▸ **SOURCE EXTRACT**
If you’ve always wanted to know how Peter Pan grew up to be the Boy Who Would Not Grow Up, this is your chance: Come see the Middle School production ofPeter and the Starcatcher on Fri. Feb. 8 at 4pm and 7:30pm, and Sat. Feb. 9 at 7pm in the Pearl Street Meetinghouse. (Tickets are free but you’ll need to reserve them here).

Peter and the Starcatcher serves as a high seas prequel to the story of Peter Pan, who in this incarnation finds himself recently orphaned and on a ship called Neverland. There he meets Molly, who is on a mission to save a treasure trunk filled with secret “star stuff” from the marauding pirate, Black Stache. Banding together, Peter and Molly defend themselves and their treasure while learning about devotion, friendship, and love. Based on the 2004 novel, by Dave Barry and Ridley Pearson, the work was conceived for the stage by Roger Rees and Alex Timbers, with book by Rick Elice, and had its Broadway debut in 2012.

Seventh grader Zachary R., who had a featured role in the fall musical, plays the title role of Peter. He is joined by 35 fellow actors, supported by a crew of 14.

“I wanted to do something that was like a lighthearted romp,” says Director Lorna Jordan. “In the Heights (the fall musical) was super heavy with difficult material – there were some really big themes. [This is] super silly and super goofy. It’s traditionally done by a smaller troupe of actors. Because we tend to have 40 kids audition for the show and I don’t cut kids from Middle School shows — considering it takes so much courage and guts to get up there and audition — I always cast everybody. So I thought, ok, I can cast anyone I want because we have mollusks, and mermaids and pirates and sailors! They are really embracing it!”

▸ **SUPPLIED INFORMATION**
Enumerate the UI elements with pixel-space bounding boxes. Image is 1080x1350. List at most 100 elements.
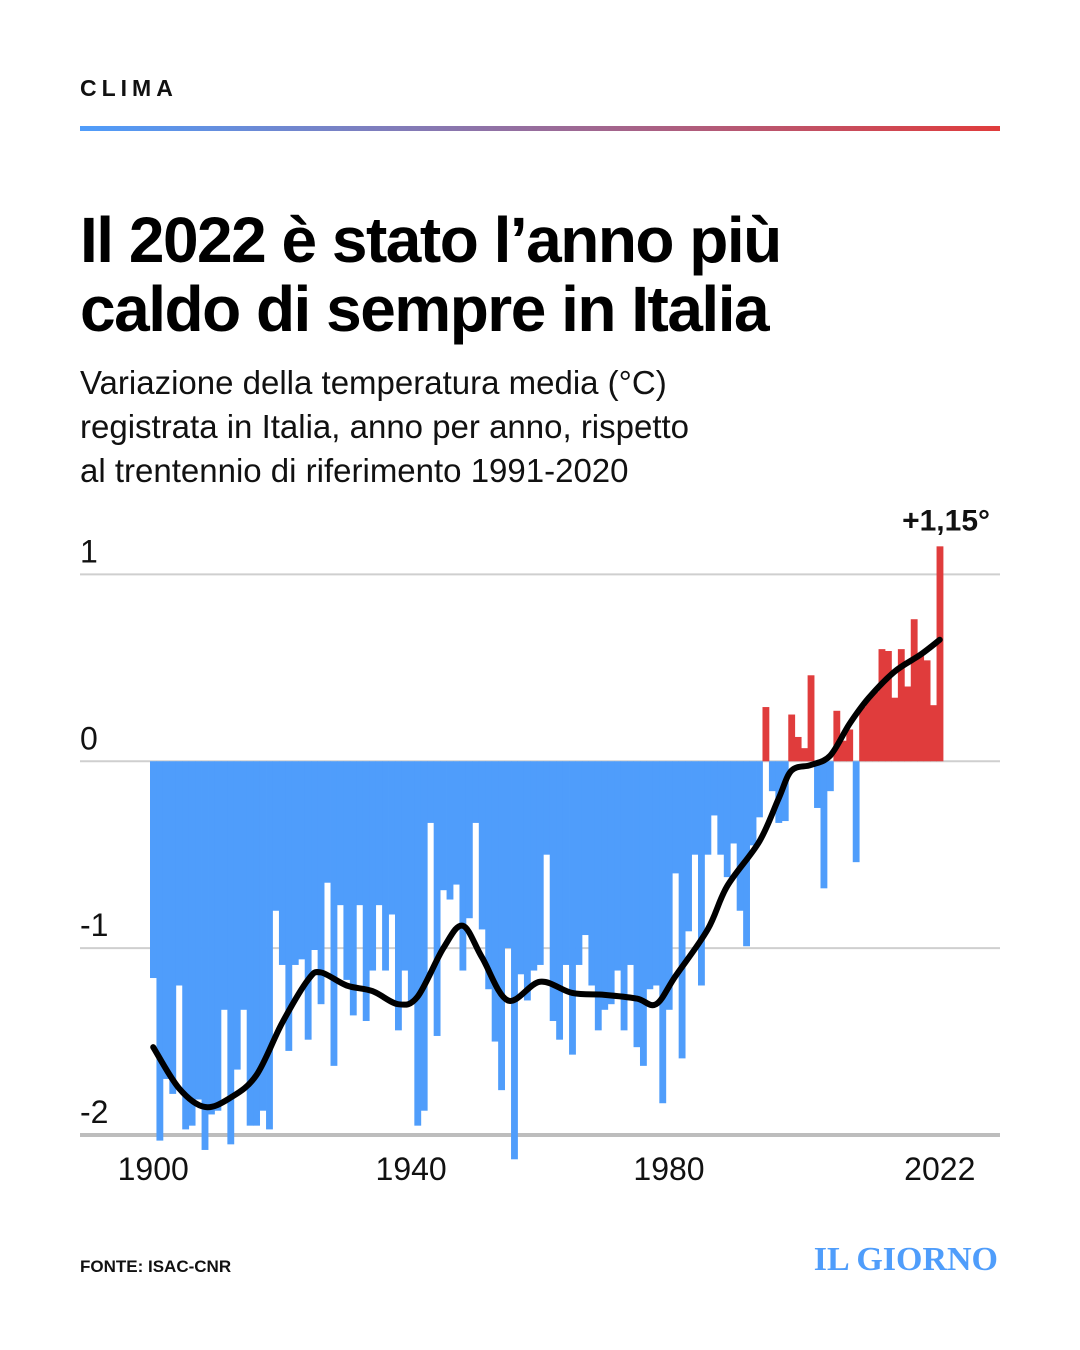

▸ **AIM OF THE TASK**
Reproduce, word for word, the whole announcement above about the Middle School production of Peter and the Starcatcher.

▸ **REPLY**
If you’ve always wanted to know how Peter Pan grew up to be the Boy Who Would Not Grow Up, this is your chance: Come see the Middle School production ofPeter and the Starcatcher on Fri. Feb. 8 at 4pm and 7:30pm, and Sat. Feb. 9 at 7pm in the Pearl Street Meetinghouse. (Tickets are free but you’ll need to reserve them here).

Peter and the Starcatcher serves as a high seas prequel to the story of Peter Pan, who in this incarnation finds himself recently orphaned and on a ship called Neverland. There he meets Molly, who is on a mission to save a treasure trunk filled with secret “star stuff” from the marauding pirate, Black Stache. Banding together, Peter and Molly defend themselves and their treasure while learning about devotion, friendship, and love. Based on the 2004 novel, by Dave Barry and Ridley Pearson, the work was conceived for the stage by Roger Rees and Alex Timbers, with book by Rick Elice, and had its Broadway debut in 2012.

Seventh grader Zachary R., who had a featured role in the fall musical, plays the title role of Peter. He is joined by 35 fellow actors, supported by a crew of 14.

“I wanted to do something that was like a lighthearted romp,” says Director Lorna Jordan. “In the Heights (the fall musical) was super heavy with difficult material – there were some really big themes. [This is] super silly and super goofy. It’s traditionally done by a smaller troupe of actors. Because we tend to have 40 kids audition for the show and I don’t cut kids from Middle School shows — considering it takes so much courage and guts to get up there and audition — I always cast everybody. So I thought, ok, I can cast anyone I want because we have mollusks, and mermaids and pirates and sailors! They are really embracing it!”